[start DATA EXTRACT]

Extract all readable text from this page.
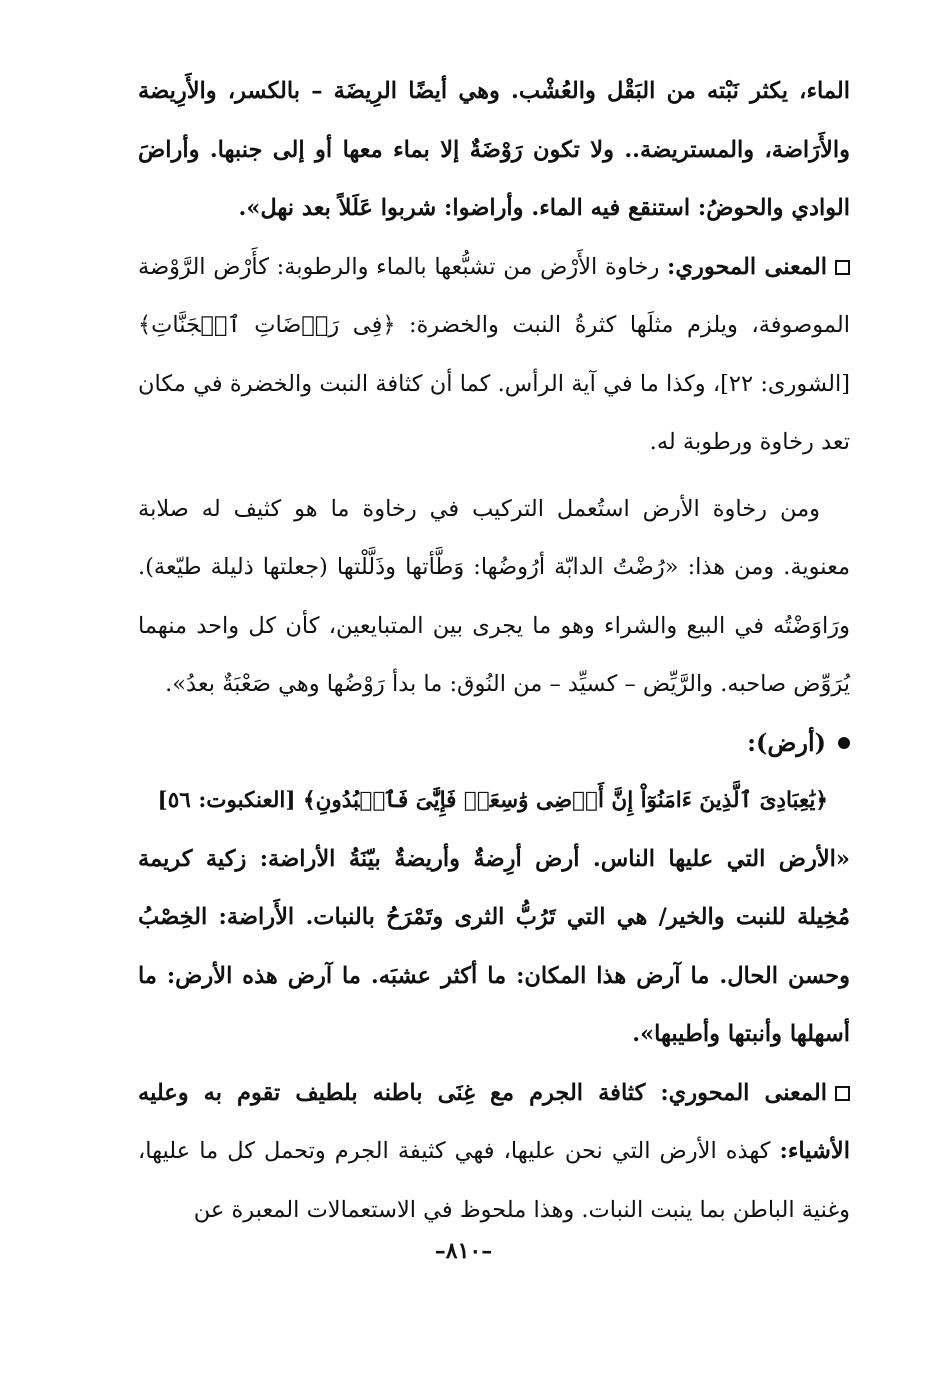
الماء، يكثر نَبْته من البَقْل والعُشْب. وهي أيضًا الرِيضَة – بالكسر، والأَرِيضة والأَرَاضة، والمستريضة.. ولا تكون رَوْضَةٌ إلا بماء معها أو إلى جنبها. وأراضَ الوادي والحوضُ: استنقع فيه الماء. وأراضوا: شربوا عَلَلاً بعد نهل».

المعنى المحوري: رخاوة الأَرْض من تشبُّعها بالماء والرطوبة: كأَرْض الرَّوْضة الموصوفة، ويلزم مثلَها كثرةُ النبت والخضرة: ﴿فِى رَوۡضَاتِ ٱلۡجَنَّاتِ﴾ [الشورى: ٢٢]، وكذا ما في آية الرأس. كما أن كثافة النبت والخضرة في مكان تعد رخاوة ورطوبة له.

ومن رخاوة الأرض استُعمل التركيب في رخاوة ما هو كثيف له صلابة معنوية. ومن هذا: «رُضْتُ الدابّة أرُوضُها: وَطَّأتها وذَلَّلْتها (جعلتها ذليلة طيّعة). ورَاوَضْتُه في البيع والشراء وهو ما يجرى بين المتبايعين، كأن كل واحد منهما يُرَوِّض صاحبه. والرَّيِّض – كسيِّد – من النُوق: ما بدأ رَوْضُها وهي صَعْبَةٌ بعدُ».

(أرض):

﴿يَٰعِبَادِىَ ٱلَّذِينَ ءَامَنُوٓاْ إِنَّ أَرۡضِى وَٰسِعَةٞ فَإِيَّٰىَ فَٱعۡبُدُونِ﴾ [العنكبوت: ٥٦]

«الأرض التي عليها الناس. أرض أرِضةٌ وأريضةٌ بيّنَةُ الأراضة: زكية كريمة مُخِيلة للنبت والخير/ هي التي تَرُبُّ الثرى وتَمْرَحُ بالنبات. الأَراضة: الخِصْبُ وحسن الحال. ما آرض هذا المكان: ما أكثر عشبَه. ما آرض هذه الأرض: ما أسهلها وأنبتها وأطيبها».

المعنى المحوري: كثافة الجرم مع غِنَى باطنه بلطيف تقوم به وعليه الأشياء: كهذه الأرض التي نحن عليها، فهي كثيفة الجرم وتحمل كل ما عليها، وغنية الباطن بما ينبت النبات. وهذا ملحوظ في الاستعمالات المعبرة عن

–٨١٠–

[end DATA EXTRACT]

#### WRITTEN PROBLEM:
Reproduce every line precisely as given, omitting all pictures.

#### OUTPUT FOR THIS TASK:
Extract all readable text from this page.
الماء، يكثر نَبْته من البَقْل والعُشْب. وهي أيضًا الرِيضَة – بالكسر، والأَرِيضة والأَرَاضة، والمستريضة.. ولا تكون رَوْضَةٌ إلا بماء معها أو إلى جنبها. وأراضَ الوادي والحوضُ: استنقع فيه الماء. وأراضوا: شربوا عَلَلاً بعد نهل».

المعنى المحوري: رخاوة الأَرْض من تشبُّعها بالماء والرطوبة: كأَرْض الرَّوْضة الموصوفة، ويلزم مثلَها كثرةُ النبت والخضرة: ﴿فِى رَوۡضَاتِ ٱلۡجَنَّاتِ﴾ [الشورى: ٢٢]، وكذا ما في آية الرأس. كما أن كثافة النبت والخضرة في مكان تعد رخاوة ورطوبة له.

ومن رخاوة الأرض استُعمل التركيب في رخاوة ما هو كثيف له صلابة معنوية. ومن هذا: «رُضْتُ الدابّة أرُوضُها: وَطَّأتها وذَلَّلْتها (جعلتها ذليلة طيّعة). ورَاوَضْتُه في البيع والشراء وهو ما يجرى بين المتبايعين، كأن كل واحد منهما يُرَوِّض صاحبه. والرَّيِّض – كسيِّد – من النُوق: ما بدأ رَوْضُها وهي صَعْبَةٌ بعدُ».

(أرض):

﴿يَٰعِبَادِىَ ٱلَّذِينَ ءَامَنُوٓاْ إِنَّ أَرۡضِى وَٰسِعَةٞ فَإِيَّٰىَ فَٱعۡبُدُونِ﴾ [العنكبوت: ٥٦]

«الأرض التي عليها الناس. أرض أرِضةٌ وأريضةٌ بيّنَةُ الأراضة: زكية كريمة مُخِيلة للنبت والخير/ هي التي تَرُبُّ الثرى وتَمْرَحُ بالنبات. الأَراضة: الخِصْبُ وحسن الحال. ما آرض هذا المكان: ما أكثر عشبَه. ما آرض هذه الأرض: ما أسهلها وأنبتها وأطيبها».

المعنى المحوري: كثافة الجرم مع غِنَى باطنه بلطيف تقوم به وعليه الأشياء: كهذه الأرض التي نحن عليها، فهي كثيفة الجرم وتحمل كل ما عليها، وغنية الباطن بما ينبت النبات. وهذا ملحوظ في الاستعمالات المعبرة عن

–٨١٠–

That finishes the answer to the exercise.